Output all of the data below exactly as given.

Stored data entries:
----------------------------------------
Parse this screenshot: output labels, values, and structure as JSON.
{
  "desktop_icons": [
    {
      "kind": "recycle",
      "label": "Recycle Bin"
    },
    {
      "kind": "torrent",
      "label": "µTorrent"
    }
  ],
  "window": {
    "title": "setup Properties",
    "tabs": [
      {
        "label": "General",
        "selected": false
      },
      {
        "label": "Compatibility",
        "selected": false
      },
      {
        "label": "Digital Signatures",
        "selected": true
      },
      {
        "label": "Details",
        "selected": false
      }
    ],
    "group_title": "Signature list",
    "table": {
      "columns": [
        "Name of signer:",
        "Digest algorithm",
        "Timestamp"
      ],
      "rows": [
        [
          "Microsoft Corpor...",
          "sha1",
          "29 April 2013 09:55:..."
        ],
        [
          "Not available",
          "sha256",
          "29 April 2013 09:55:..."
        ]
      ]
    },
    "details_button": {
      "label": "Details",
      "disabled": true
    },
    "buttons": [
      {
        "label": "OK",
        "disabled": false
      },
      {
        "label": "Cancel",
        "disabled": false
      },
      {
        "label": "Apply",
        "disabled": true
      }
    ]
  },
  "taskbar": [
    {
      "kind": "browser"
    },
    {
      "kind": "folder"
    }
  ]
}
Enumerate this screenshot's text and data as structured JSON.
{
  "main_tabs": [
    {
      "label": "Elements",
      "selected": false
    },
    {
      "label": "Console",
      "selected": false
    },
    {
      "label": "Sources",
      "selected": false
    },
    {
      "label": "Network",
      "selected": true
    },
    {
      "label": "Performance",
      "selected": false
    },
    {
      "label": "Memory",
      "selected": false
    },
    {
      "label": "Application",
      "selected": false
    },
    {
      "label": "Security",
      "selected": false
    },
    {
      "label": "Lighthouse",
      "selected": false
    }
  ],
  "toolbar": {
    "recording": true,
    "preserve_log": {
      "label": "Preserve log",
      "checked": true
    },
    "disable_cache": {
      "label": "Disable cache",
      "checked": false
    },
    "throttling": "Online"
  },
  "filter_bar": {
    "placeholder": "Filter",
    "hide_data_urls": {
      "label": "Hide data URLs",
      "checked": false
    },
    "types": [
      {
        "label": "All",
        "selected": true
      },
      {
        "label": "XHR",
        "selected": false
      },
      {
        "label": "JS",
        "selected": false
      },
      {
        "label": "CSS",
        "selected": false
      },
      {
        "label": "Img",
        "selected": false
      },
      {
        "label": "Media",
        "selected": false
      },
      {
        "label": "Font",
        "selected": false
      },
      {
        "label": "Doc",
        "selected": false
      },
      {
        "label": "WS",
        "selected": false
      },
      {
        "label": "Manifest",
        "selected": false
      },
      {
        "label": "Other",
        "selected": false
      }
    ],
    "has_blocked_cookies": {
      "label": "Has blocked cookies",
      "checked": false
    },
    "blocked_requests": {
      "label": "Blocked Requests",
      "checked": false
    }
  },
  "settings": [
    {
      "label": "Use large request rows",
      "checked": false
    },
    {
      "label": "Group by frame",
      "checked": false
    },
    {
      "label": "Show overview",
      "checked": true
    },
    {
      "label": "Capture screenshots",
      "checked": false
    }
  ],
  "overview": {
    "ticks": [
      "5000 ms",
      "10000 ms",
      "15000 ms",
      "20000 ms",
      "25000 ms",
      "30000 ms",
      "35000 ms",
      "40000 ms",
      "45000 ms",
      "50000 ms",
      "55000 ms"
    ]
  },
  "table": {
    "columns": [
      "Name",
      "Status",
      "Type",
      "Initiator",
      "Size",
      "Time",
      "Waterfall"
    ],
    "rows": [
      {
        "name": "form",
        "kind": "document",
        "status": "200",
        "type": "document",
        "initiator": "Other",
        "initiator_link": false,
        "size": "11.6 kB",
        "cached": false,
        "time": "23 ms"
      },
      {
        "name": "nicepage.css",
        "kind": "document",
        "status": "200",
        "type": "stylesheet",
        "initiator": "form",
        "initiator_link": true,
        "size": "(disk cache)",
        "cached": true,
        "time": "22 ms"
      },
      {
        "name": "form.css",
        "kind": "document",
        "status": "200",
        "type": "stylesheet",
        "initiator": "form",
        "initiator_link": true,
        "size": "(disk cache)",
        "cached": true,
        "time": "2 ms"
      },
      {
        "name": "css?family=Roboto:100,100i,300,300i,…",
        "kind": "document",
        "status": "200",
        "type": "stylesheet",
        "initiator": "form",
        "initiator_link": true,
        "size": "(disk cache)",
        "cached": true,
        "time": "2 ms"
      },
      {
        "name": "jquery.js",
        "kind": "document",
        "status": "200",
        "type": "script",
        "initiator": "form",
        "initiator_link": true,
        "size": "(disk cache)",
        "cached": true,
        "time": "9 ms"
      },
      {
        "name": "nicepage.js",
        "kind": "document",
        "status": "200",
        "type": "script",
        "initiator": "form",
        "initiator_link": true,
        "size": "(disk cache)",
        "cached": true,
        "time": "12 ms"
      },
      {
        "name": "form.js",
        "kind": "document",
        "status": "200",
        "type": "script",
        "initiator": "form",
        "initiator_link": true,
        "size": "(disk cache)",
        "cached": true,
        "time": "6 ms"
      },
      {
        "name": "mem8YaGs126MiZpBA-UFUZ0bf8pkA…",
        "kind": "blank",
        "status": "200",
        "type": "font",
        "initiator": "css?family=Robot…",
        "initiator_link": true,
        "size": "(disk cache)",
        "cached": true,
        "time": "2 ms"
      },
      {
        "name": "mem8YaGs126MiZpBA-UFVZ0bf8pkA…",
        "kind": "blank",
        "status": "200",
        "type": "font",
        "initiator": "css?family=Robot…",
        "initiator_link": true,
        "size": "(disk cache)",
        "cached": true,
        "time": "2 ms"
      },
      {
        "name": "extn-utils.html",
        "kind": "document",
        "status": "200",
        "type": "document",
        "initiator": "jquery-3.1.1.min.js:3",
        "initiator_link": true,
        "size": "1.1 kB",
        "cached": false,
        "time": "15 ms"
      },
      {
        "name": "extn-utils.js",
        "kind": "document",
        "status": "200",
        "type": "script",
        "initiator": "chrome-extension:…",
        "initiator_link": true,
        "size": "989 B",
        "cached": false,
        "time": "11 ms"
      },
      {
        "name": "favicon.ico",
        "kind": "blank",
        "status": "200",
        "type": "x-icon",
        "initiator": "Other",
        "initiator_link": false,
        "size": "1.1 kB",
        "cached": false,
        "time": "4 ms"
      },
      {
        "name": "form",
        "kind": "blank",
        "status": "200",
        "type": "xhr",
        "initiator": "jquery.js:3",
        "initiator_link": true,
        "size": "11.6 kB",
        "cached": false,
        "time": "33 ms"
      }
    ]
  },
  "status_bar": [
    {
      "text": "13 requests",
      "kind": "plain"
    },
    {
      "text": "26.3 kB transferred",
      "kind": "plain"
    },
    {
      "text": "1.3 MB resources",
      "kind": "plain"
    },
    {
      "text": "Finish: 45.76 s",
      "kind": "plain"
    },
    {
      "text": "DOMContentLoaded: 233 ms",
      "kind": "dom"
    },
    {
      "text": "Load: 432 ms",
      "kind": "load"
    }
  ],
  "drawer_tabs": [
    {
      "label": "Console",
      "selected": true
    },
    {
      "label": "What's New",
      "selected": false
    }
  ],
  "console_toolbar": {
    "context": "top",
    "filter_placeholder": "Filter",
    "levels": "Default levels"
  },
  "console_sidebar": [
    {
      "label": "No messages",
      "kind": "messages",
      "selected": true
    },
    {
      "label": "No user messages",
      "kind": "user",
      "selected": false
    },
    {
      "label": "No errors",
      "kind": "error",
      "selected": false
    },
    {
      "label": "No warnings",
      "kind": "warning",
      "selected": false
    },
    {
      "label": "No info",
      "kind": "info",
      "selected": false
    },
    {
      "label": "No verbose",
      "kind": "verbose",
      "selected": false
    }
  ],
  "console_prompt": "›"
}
----------------------------------------
> **ANSWER FOR THIS EXERCISE**
Parse this screenshot: output labels, values, and structure as JSON.
{
  "desktop_icons": [
    {
      "kind": "recycle",
      "label": "Recycle Bin"
    },
    {
      "kind": "torrent",
      "label": "µTorrent"
    }
  ],
  "window": {
    "title": "setup Properties",
    "tabs": [
      {
        "label": "General",
        "selected": false
      },
      {
        "label": "Compatibility",
        "selected": false
      },
      {
        "label": "Digital Signatures",
        "selected": true
      },
      {
        "label": "Details",
        "selected": false
      }
    ],
    "group_title": "Signature list",
    "table": {
      "columns": [
        "Name of signer:",
        "Digest algorithm",
        "Timestamp"
      ],
      "rows": [
        [
          "Microsoft Corpor...",
          "sha1",
          "29 April 2013 09:55:..."
        ],
        [
          "Not available",
          "sha256",
          "29 April 2013 09:55:..."
        ]
      ]
    },
    "details_button": {
      "label": "Details",
      "disabled": true
    },
    "buttons": [
      {
        "label": "OK",
        "disabled": false
      },
      {
        "label": "Cancel",
        "disabled": false
      },
      {
        "label": "Apply",
        "disabled": true
      }
    ]
  },
  "taskbar": [
    {
      "kind": "browser"
    },
    {
      "kind": "folder"
    }
  ]
}
Enumerate this screenshot's text and data as structured JSON.
{
  "main_tabs": [
    {
      "label": "Elements",
      "selected": false
    },
    {
      "label": "Console",
      "selected": false
    },
    {
      "label": "Sources",
      "selected": false
    },
    {
      "label": "Network",
      "selected": true
    },
    {
      "label": "Performance",
      "selected": false
    },
    {
      "label": "Memory",
      "selected": false
    },
    {
      "label": "Application",
      "selected": false
    },
    {
      "label": "Security",
      "selected": false
    },
    {
      "label": "Lighthouse",
      "selected": false
    }
  ],
  "toolbar": {
    "recording": true,
    "preserve_log": {
      "label": "Preserve log",
      "checked": true
    },
    "disable_cache": {
      "label": "Disable cache",
      "checked": false
    },
    "throttling": "Online"
  },
  "filter_bar": {
    "placeholder": "Filter",
    "hide_data_urls": {
      "label": "Hide data URLs",
      "checked": false
    },
    "types": [
      {
        "label": "All",
        "selected": true
      },
      {
        "label": "XHR",
        "selected": false
      },
      {
        "label": "JS",
        "selected": false
      },
      {
        "label": "CSS",
        "selected": false
      },
      {
        "label": "Img",
        "selected": false
      },
      {
        "label": "Media",
        "selected": false
      },
      {
        "label": "Font",
        "selected": false
      },
      {
        "label": "Doc",
        "selected": false
      },
      {
        "label": "WS",
        "selected": false
      },
      {
        "label": "Manifest",
        "selected": false
      },
      {
        "label": "Other",
        "selected": false
      }
    ],
    "has_blocked_cookies": {
      "label": "Has blocked cookies",
      "checked": false
    },
    "blocked_requests": {
      "label": "Blocked Requests",
      "checked": false
    }
  },
  "settings": [
    {
      "label": "Use large request rows",
      "checked": false
    },
    {
      "label": "Group by frame",
      "checked": false
    },
    {
      "label": "Show overview",
      "checked": true
    },
    {
      "label": "Capture screenshots",
      "checked": false
    }
  ],
  "overview": {
    "ticks": [
      "5000 ms",
      "10000 ms",
      "15000 ms",
      "20000 ms",
      "25000 ms",
      "30000 ms",
      "35000 ms",
      "40000 ms",
      "45000 ms",
      "50000 ms",
      "55000 ms"
    ]
  },
  "table": {
    "columns": [
      "Name",
      "Status",
      "Type",
      "Initiator",
      "Size",
      "Time",
      "Waterfall"
    ],
    "rows": [
      {
        "name": "form",
        "kind": "document",
        "status": "200",
        "type": "document",
        "initiator": "Other",
        "initiator_link": false,
        "size": "11.6 kB",
        "cached": false,
        "time": "23 ms"
      },
      {
        "name": "nicepage.css",
        "kind": "document",
        "status": "200",
        "type": "stylesheet",
        "initiator": "form",
        "initiator_link": true,
        "size": "(disk cache)",
        "cached": true,
        "time": "22 ms"
      },
      {
        "name": "form.css",
        "kind": "document",
        "status": "200",
        "type": "stylesheet",
        "initiator": "form",
        "initiator_link": true,
        "size": "(disk cache)",
        "cached": true,
        "time": "2 ms"
      },
      {
        "name": "css?family=Roboto:100,100i,300,300i,…",
        "kind": "document",
        "status": "200",
        "type": "stylesheet",
        "initiator": "form",
        "initiator_link": true,
        "size": "(disk cache)",
        "cached": true,
        "time": "2 ms"
      },
      {
        "name": "jquery.js",
        "kind": "document",
        "status": "200",
        "type": "script",
        "initiator": "form",
        "initiator_link": true,
        "size": "(disk cache)",
        "cached": true,
        "time": "9 ms"
      },
      {
        "name": "nicepage.js",
        "kind": "document",
        "status": "200",
        "type": "script",
        "initiator": "form",
        "initiator_link": true,
        "size": "(disk cache)",
        "cached": true,
        "time": "12 ms"
      },
      {
        "name": "form.js",
        "kind": "document",
        "status": "200",
        "type": "script",
        "initiator": "form",
        "initiator_link": true,
        "size": "(disk cache)",
        "cached": true,
        "time": "6 ms"
      },
      {
        "name": "mem8YaGs126MiZpBA-UFUZ0bf8pkA…",
        "kind": "blank",
        "status": "200",
        "type": "font",
        "initiator": "css?family=Robot…",
        "initiator_link": true,
        "size": "(disk cache)",
        "cached": true,
        "time": "2 ms"
      },
      {
        "name": "mem8YaGs126MiZpBA-UFVZ0bf8pkA…",
        "kind": "blank",
        "status": "200",
        "type": "font",
        "initiator": "css?family=Robot…",
        "initiator_link": true,
        "size": "(disk cache)",
        "cached": true,
        "time": "2 ms"
      },
      {
        "name": "extn-utils.html",
        "kind": "document",
        "status": "200",
        "type": "document",
        "initiator": "jquery-3.1.1.min.js:3",
        "initiator_link": true,
        "size": "1.1 kB",
        "cached": false,
        "time": "15 ms"
      },
      {
        "name": "extn-utils.js",
        "kind": "document",
        "status": "200",
        "type": "script",
        "initiator": "chrome-extension:…",
        "initiator_link": true,
        "size": "989 B",
        "cached": false,
        "time": "11 ms"
      },
      {
        "name": "favicon.ico",
        "kind": "blank",
        "status": "200",
        "type": "x-icon",
        "initiator": "Other",
        "initiator_link": false,
        "size": "1.1 kB",
        "cached": false,
        "time": "4 ms"
      },
      {
        "name": "form",
        "kind": "blank",
        "status": "200",
        "type": "xhr",
        "initiator": "jquery.js:3",
        "initiator_link": true,
        "size": "11.6 kB",
        "cached": false,
        "time": "33 ms"
      }
    ]
  },
  "status_bar": [
    {
      "text": "13 requests",
      "kind": "plain"
    },
    {
      "text": "26.3 kB transferred",
      "kind": "plain"
    },
    {
      "text": "1.3 MB resources",
      "kind": "plain"
    },
    {
      "text": "Finish: 45.76 s",
      "kind": "plain"
    },
    {
      "text": "DOMContentLoaded: 233 ms",
      "kind": "dom"
    },
    {
      "text": "Load: 432 ms",
      "kind": "load"
    }
  ],
  "drawer_tabs": [
    {
      "label": "Console",
      "selected": true
    },
    {
      "label": "What's New",
      "selected": false
    }
  ],
  "console_toolbar": {
    "context": "top",
    "filter_placeholder": "Filter",
    "levels": "Default levels"
  },
  "console_sidebar": [
    {
      "label": "No messages",
      "kind": "messages",
      "selected": true
    },
    {
      "label": "No user messages",
      "kind": "user",
      "selected": false
    },
    {
      "label": "No errors",
      "kind": "error",
      "selected": false
    },
    {
      "label": "No warnings",
      "kind": "warning",
      "selected": false
    },
    {
      "label": "No info",
      "kind": "info",
      "selected": false
    },
    {
      "label": "No verbose",
      "kind": "verbose",
      "selected": false
    }
  ],
  "console_prompt": "›"
}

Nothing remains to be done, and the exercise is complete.